• [Task directions] Could you give the data below again, exactly and completely?

────────────────

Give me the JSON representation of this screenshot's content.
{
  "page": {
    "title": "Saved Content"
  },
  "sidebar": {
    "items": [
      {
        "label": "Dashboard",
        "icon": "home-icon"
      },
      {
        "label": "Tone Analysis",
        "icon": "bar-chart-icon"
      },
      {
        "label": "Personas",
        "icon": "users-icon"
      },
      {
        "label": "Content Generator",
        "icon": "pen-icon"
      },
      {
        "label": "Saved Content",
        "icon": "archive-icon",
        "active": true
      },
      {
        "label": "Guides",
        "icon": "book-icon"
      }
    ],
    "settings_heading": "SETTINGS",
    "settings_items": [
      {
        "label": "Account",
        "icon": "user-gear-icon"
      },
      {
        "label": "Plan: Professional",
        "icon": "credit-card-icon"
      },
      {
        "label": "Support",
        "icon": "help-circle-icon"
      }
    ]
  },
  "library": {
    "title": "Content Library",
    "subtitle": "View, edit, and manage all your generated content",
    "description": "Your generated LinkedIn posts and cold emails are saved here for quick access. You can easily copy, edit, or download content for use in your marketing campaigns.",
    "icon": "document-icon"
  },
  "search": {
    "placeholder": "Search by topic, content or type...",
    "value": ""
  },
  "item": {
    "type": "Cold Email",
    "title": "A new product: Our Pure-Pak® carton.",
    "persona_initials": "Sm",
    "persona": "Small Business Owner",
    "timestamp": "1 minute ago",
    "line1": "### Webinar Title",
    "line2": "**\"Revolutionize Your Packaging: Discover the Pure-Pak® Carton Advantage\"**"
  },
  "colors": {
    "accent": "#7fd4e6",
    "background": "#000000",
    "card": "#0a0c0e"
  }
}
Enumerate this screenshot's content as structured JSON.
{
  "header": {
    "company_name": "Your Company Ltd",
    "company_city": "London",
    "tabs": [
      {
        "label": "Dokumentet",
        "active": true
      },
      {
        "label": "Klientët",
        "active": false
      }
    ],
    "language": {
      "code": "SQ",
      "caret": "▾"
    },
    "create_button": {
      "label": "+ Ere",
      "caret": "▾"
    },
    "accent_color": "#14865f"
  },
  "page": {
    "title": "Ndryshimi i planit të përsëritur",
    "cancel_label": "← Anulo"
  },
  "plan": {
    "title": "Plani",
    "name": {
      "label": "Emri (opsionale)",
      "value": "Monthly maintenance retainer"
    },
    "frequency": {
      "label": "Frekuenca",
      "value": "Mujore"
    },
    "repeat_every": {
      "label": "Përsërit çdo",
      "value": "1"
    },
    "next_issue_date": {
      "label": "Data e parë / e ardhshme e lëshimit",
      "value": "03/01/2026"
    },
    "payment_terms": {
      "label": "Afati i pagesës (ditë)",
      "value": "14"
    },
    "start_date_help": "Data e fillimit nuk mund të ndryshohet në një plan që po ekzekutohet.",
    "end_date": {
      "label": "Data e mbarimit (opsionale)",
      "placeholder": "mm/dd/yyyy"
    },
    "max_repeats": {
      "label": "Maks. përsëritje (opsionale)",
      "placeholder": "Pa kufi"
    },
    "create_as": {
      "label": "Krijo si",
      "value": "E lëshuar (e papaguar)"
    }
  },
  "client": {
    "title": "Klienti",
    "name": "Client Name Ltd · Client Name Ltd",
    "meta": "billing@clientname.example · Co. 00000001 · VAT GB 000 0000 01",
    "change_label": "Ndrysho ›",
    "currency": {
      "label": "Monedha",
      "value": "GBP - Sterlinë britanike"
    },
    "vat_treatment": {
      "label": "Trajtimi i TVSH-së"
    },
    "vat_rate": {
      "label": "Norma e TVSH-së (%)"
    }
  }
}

────────────────

• [Worked answer]
Give me the JSON representation of this screenshot's content.
{
  "page": {
    "title": "Saved Content"
  },
  "sidebar": {
    "items": [
      {
        "label": "Dashboard",
        "icon": "home-icon"
      },
      {
        "label": "Tone Analysis",
        "icon": "bar-chart-icon"
      },
      {
        "label": "Personas",
        "icon": "users-icon"
      },
      {
        "label": "Content Generator",
        "icon": "pen-icon"
      },
      {
        "label": "Saved Content",
        "icon": "archive-icon",
        "active": true
      },
      {
        "label": "Guides",
        "icon": "book-icon"
      }
    ],
    "settings_heading": "SETTINGS",
    "settings_items": [
      {
        "label": "Account",
        "icon": "user-gear-icon"
      },
      {
        "label": "Plan: Professional",
        "icon": "credit-card-icon"
      },
      {
        "label": "Support",
        "icon": "help-circle-icon"
      }
    ]
  },
  "library": {
    "title": "Content Library",
    "subtitle": "View, edit, and manage all your generated content",
    "description": "Your generated LinkedIn posts and cold emails are saved here for quick access. You can easily copy, edit, or download content for use in your marketing campaigns.",
    "icon": "document-icon"
  },
  "search": {
    "placeholder": "Search by topic, content or type...",
    "value": ""
  },
  "item": {
    "type": "Cold Email",
    "title": "A new product: Our Pure-Pak® carton.",
    "persona_initials": "Sm",
    "persona": "Small Business Owner",
    "timestamp": "1 minute ago",
    "line1": "### Webinar Title",
    "line2": "**\"Revolutionize Your Packaging: Discover the Pure-Pak® Carton Advantage\"**"
  },
  "colors": {
    "accent": "#7fd4e6",
    "background": "#000000",
    "card": "#0a0c0e"
  }
}
Enumerate this screenshot's content as structured JSON.
{
  "header": {
    "company_name": "Your Company Ltd",
    "company_city": "London",
    "tabs": [
      {
        "label": "Dokumentet",
        "active": true
      },
      {
        "label": "Klientët",
        "active": false
      }
    ],
    "language": {
      "code": "SQ",
      "caret": "▾"
    },
    "create_button": {
      "label": "+ Ere",
      "caret": "▾"
    },
    "accent_color": "#14865f"
  },
  "page": {
    "title": "Ndryshimi i planit të përsëritur",
    "cancel_label": "← Anulo"
  },
  "plan": {
    "title": "Plani",
    "name": {
      "label": "Emri (opsionale)",
      "value": "Monthly maintenance retainer"
    },
    "frequency": {
      "label": "Frekuenca",
      "value": "Mujore"
    },
    "repeat_every": {
      "label": "Përsërit çdo",
      "value": "1"
    },
    "next_issue_date": {
      "label": "Data e parë / e ardhshme e lëshimit",
      "value": "03/01/2026"
    },
    "payment_terms": {
      "label": "Afati i pagesës (ditë)",
      "value": "14"
    },
    "start_date_help": "Data e fillimit nuk mund të ndryshohet në një plan që po ekzekutohet.",
    "end_date": {
      "label": "Data e mbarimit (opsionale)",
      "placeholder": "mm/dd/yyyy"
    },
    "max_repeats": {
      "label": "Maks. përsëritje (opsionale)",
      "placeholder": "Pa kufi"
    },
    "create_as": {
      "label": "Krijo si",
      "value": "E lëshuar (e papaguar)"
    }
  },
  "client": {
    "title": "Klienti",
    "name": "Client Name Ltd · Client Name Ltd",
    "meta": "billing@clientname.example · Co. 00000001 · VAT GB 000 0000 01",
    "change_label": "Ndrysho ›",
    "currency": {
      "label": "Monedha",
      "value": "GBP - Sterlinë britanike"
    },
    "vat_treatment": {
      "label": "Trajtimi i TVSH-së"
    },
    "vat_rate": {
      "label": "Norma e TVSH-së (%)"
    }
  }
}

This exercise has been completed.